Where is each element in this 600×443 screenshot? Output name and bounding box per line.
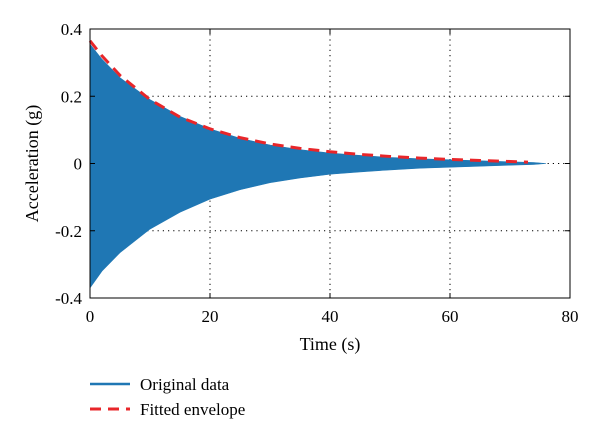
legend-entry-fitted-envelope: Fitted envelope [90, 400, 245, 419]
y-tick-labels: -0.4 -0.2 0 0.2 0.4 [55, 20, 82, 308]
series-layer [88, 39, 547, 289]
x-tick-labels: 0 20 40 60 80 [86, 307, 579, 326]
y-tick-label: 0.4 [61, 20, 83, 39]
plot-area [88, 28, 571, 299]
x-tick-label: 40 [322, 307, 339, 326]
original-data-series [89, 43, 547, 289]
y-tick-label: 0 [74, 155, 83, 174]
x-tick-label: 60 [442, 307, 459, 326]
legend: Original data Fitted envelope [90, 375, 245, 419]
y-tick-label: -0.4 [55, 289, 82, 308]
legend-label: Original data [140, 375, 230, 394]
y-tick-label: 0.2 [61, 87, 82, 106]
y-axis-title: Acceleration (g) [22, 105, 43, 222]
y-tick-label: -0.2 [55, 222, 82, 241]
x-tick-label: 0 [86, 307, 95, 326]
x-axis-title: Time (s) [300, 334, 361, 355]
tick-marks [89, 28, 571, 299]
fitted-envelope-series [88, 39, 529, 164]
legend-entry-original-data: Original data [90, 375, 230, 394]
x-tick-label: 80 [562, 307, 579, 326]
legend-label: Fitted envelope [140, 400, 245, 419]
x-tick-label: 20 [202, 307, 219, 326]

> _STATED TASK_: State how many lines of the records contain the string "labels", and give only that number.

> _FULL ANSWER_: 2